§ **Task prompt**
I need all the entries repeated exactly as written.

(Materials provided begins)

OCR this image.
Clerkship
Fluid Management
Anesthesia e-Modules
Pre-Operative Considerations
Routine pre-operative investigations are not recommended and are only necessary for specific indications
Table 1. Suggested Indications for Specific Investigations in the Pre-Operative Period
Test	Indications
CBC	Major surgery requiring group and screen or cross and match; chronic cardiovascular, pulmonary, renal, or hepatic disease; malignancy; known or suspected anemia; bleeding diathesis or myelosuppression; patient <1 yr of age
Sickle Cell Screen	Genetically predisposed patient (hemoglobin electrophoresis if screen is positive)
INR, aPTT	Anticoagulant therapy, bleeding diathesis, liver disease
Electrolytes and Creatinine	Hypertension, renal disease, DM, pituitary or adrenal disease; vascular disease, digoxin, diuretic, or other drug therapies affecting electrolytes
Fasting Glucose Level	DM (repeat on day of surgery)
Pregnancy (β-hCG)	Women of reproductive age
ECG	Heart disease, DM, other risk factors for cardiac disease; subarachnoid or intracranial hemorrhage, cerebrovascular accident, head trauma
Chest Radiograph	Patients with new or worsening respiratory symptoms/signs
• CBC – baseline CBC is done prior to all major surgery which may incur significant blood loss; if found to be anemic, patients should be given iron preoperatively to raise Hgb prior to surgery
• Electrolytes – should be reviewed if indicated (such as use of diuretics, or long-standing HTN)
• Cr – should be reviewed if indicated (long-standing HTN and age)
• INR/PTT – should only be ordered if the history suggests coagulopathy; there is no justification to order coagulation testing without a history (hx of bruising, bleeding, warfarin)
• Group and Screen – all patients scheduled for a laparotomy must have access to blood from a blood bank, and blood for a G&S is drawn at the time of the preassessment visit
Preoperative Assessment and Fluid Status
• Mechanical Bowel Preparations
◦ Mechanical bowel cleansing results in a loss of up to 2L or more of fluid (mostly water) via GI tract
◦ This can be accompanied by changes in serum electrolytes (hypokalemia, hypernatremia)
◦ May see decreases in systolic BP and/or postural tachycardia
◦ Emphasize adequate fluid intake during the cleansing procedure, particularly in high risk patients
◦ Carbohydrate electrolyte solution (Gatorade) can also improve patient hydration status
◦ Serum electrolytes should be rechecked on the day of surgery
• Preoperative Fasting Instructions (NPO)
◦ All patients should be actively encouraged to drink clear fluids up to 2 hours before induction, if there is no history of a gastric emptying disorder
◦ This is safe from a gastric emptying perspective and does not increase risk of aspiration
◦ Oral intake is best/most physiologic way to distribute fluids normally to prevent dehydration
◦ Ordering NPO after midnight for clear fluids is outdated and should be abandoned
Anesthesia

(Materials provided ends)

§ **Exercise output**
OCR this image.
Clerkship
Fluid Management
Anesthesia e-Modules
Pre-Operative Considerations
Routine pre-operative investigations are not recommended and are only necessary for specific indications
Table 1. Suggested Indications for Specific Investigations in the Pre-Operative Period
Test	Indications
CBC	Major surgery requiring group and screen or cross and match; chronic cardiovascular, pulmonary, renal, or hepatic disease; malignancy; known or suspected anemia; bleeding diathesis or myelosuppression; patient <1 yr of age
Sickle Cell Screen	Genetically predisposed patient (hemoglobin electrophoresis if screen is positive)
INR, aPTT	Anticoagulant therapy, bleeding diathesis, liver disease
Electrolytes and Creatinine	Hypertension, renal disease, DM, pituitary or adrenal disease; vascular disease, digoxin, diuretic, or other drug therapies affecting electrolytes
Fasting Glucose Level	DM (repeat on day of surgery)
Pregnancy (β-hCG)	Women of reproductive age
ECG	Heart disease, DM, other risk factors for cardiac disease; subarachnoid or intracranial hemorrhage, cerebrovascular accident, head trauma
Chest Radiograph	Patients with new or worsening respiratory symptoms/signs
• CBC – baseline CBC is done prior to all major surgery which may incur significant blood loss; if found to be anemic, patients should be given iron preoperatively to raise Hgb prior to surgery
• Electrolytes – should be reviewed if indicated (such as use of diuretics, or long-standing HTN)
• Cr – should be reviewed if indicated (long-standing HTN and age)
• INR/PTT – should only be ordered if the history suggests coagulopathy; there is no justification to order coagulation testing without a history (hx of bruising, bleeding, warfarin)
• Group and Screen – all patients scheduled for a laparotomy must have access to blood from a blood bank, and blood for a G&S is drawn at the time of the preassessment visit
Preoperative Assessment and Fluid Status
• Mechanical Bowel Preparations
◦ Mechanical bowel cleansing results in a loss of up to 2L or more of fluid (mostly water) via GI tract
◦ This can be accompanied by changes in serum electrolytes (hypokalemia, hypernatremia)
◦ May see decreases in systolic BP and/or postural tachycardia
◦ Emphasize adequate fluid intake during the cleansing procedure, particularly in high risk patients
◦ Carbohydrate electrolyte solution (Gatorade) can also improve patient hydration status
◦ Serum electrolytes should be rechecked on the day of surgery
• Preoperative Fasting Instructions (NPO)
◦ All patients should be actively encouraged to drink clear fluids up to 2 hours before induction, if there is no history of a gastric emptying disorder
◦ This is safe from a gastric emptying perspective and does not increase risk of aspiration
◦ Oral intake is best/most physiologic way to distribute fluids normally to prevent dehydration
◦ Ordering NPO after midnight for clear fluids is outdated and should be abandoned
Anesthesia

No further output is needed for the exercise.